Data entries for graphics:
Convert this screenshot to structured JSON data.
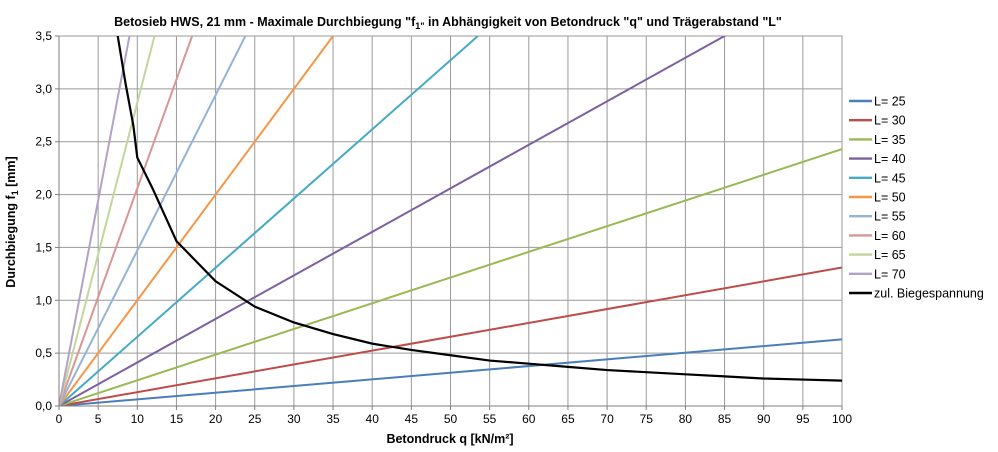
{
  "chart_data": {
    "type": "line",
    "title": "Betosieb HWS, 21 mm - Maximale Durchbiegung \"f1\" in Abhängigkeit von Betondruck \"q\" und Trägerabstand \"L\"",
    "title_parts": {
      "before": "Betosieb HWS, 21 mm - Maximale Durchbiegung  \"f",
      "sub": "1\"",
      "after": " in Abhängigkeit von Betondruck \"q\" und Trägerabstand \"L\""
    },
    "xlabel": "Betondruck q [kN/m²]",
    "ylabel": "Durchbiegung f1 [mm]",
    "ylabel_parts": {
      "before": "Durchbiegung  f",
      "sub": "1",
      "after": " [mm]"
    },
    "xlim": [
      0,
      100
    ],
    "ylim": [
      0,
      3.5
    ],
    "x_ticks": [
      0,
      5,
      10,
      15,
      20,
      25,
      30,
      35,
      40,
      45,
      50,
      55,
      60,
      65,
      70,
      75,
      80,
      85,
      90,
      95,
      100
    ],
    "y_ticks": [
      0,
      0.5,
      1.0,
      1.5,
      2.0,
      2.5,
      3.0,
      3.5
    ],
    "y_tick_labels": [
      "0,0",
      "0,5",
      "1,0",
      "1,5",
      "2,0",
      "2,5",
      "3,0",
      "3,5"
    ],
    "grid": true,
    "legend_position": "right",
    "series": [
      {
        "name": "L= 25",
        "color": "#4A7EBB",
        "x": [
          0,
          100
        ],
        "y": [
          0,
          0.63
        ]
      },
      {
        "name": "L= 30",
        "color": "#BE4B48",
        "x": [
          0,
          100
        ],
        "y": [
          0,
          1.31
        ]
      },
      {
        "name": "L= 35",
        "color": "#98B954",
        "x": [
          0,
          100
        ],
        "y": [
          0,
          2.43
        ]
      },
      {
        "name": "L= 40",
        "color": "#7D60A0",
        "x": [
          0,
          85
        ],
        "y": [
          0,
          3.5
        ]
      },
      {
        "name": "L= 45",
        "color": "#46AAC5",
        "x": [
          0,
          53.5
        ],
        "y": [
          0,
          3.5
        ]
      },
      {
        "name": "L= 50",
        "color": "#F79646",
        "x": [
          0,
          35
        ],
        "y": [
          0,
          3.5
        ]
      },
      {
        "name": "L= 55",
        "color": "#95B3D7",
        "x": [
          0,
          23.8
        ],
        "y": [
          0,
          3.5
        ]
      },
      {
        "name": "L= 60",
        "color": "#D99694",
        "x": [
          0,
          17
        ],
        "y": [
          0,
          3.5
        ]
      },
      {
        "name": "L= 65",
        "color": "#C3D69B",
        "x": [
          0,
          12.2
        ],
        "y": [
          0,
          3.5
        ]
      },
      {
        "name": "L= 70",
        "color": "#B3A2C7",
        "x": [
          0,
          9
        ],
        "y": [
          0,
          3.5
        ]
      },
      {
        "name": "zul. Biegespannung",
        "color": "#000000",
        "x": [
          7.5,
          8.5,
          9.5,
          10,
          12,
          15,
          20,
          25,
          30,
          35,
          40,
          45,
          50,
          55,
          60,
          65,
          70,
          75,
          80,
          85,
          90,
          95,
          100
        ],
        "y": [
          3.5,
          3.05,
          2.65,
          2.35,
          2.05,
          1.56,
          1.18,
          0.94,
          0.79,
          0.68,
          0.59,
          0.53,
          0.48,
          0.43,
          0.4,
          0.37,
          0.34,
          0.32,
          0.3,
          0.28,
          0.26,
          0.25,
          0.24
        ]
      }
    ]
  }
}
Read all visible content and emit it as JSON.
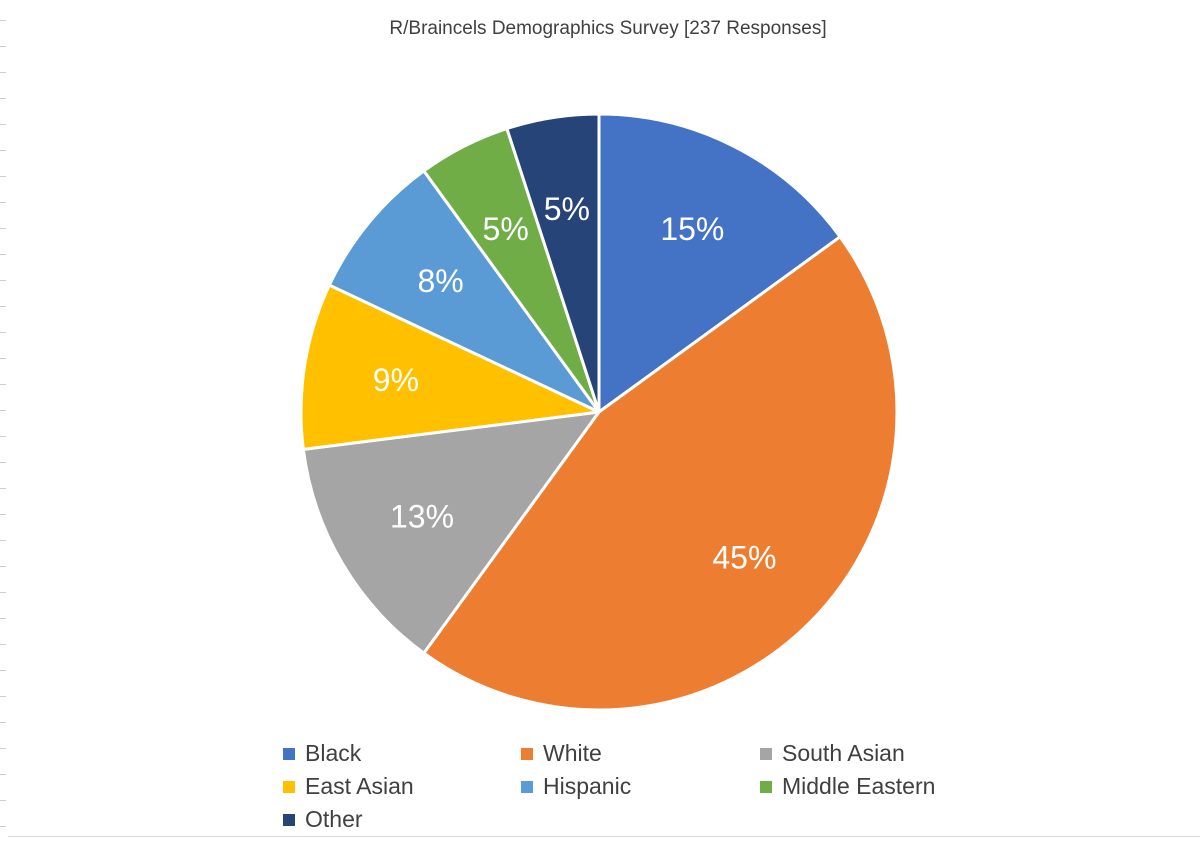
{
  "chart_data": {
    "type": "pie",
    "title": "R/Braincels Demographics Survey [237 Responses]",
    "slices": [
      {
        "name": "Black",
        "value": 15,
        "label": "15%",
        "color": "#4472c4"
      },
      {
        "name": "White",
        "value": 45,
        "label": "45%",
        "color": "#ed7d31"
      },
      {
        "name": "South Asian",
        "value": 13,
        "label": "13%",
        "color": "#a5a5a5"
      },
      {
        "name": "East Asian",
        "value": 9,
        "label": "9%",
        "color": "#ffc000"
      },
      {
        "name": "Hispanic",
        "value": 8,
        "label": "8%",
        "color": "#5b9bd5"
      },
      {
        "name": "Middle Eastern",
        "value": 5,
        "label": "5%",
        "color": "#70ad47"
      },
      {
        "name": "Other",
        "value": 5,
        "label": "5%",
        "color": "#264478"
      }
    ],
    "start_angle_deg": 0,
    "direction": "clockwise",
    "legend_placement": "bottom"
  }
}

Instruction: Reproduce each line from the records that contains the word "Durchbiegung".

Task solution:
    "title": "Betosieb HWS, 21 mm - Maximale Durchbiegung \"f1\" in Abhängigkeit von Betondruck \"q\" und Trägerabstand \"L\"",
      "before": "Betosieb HWS, 21 mm - Maximale Durchbiegung  \"f",
    "ylabel": "Durchbiegung f1 [mm]",
      "before": "Durchbiegung  f",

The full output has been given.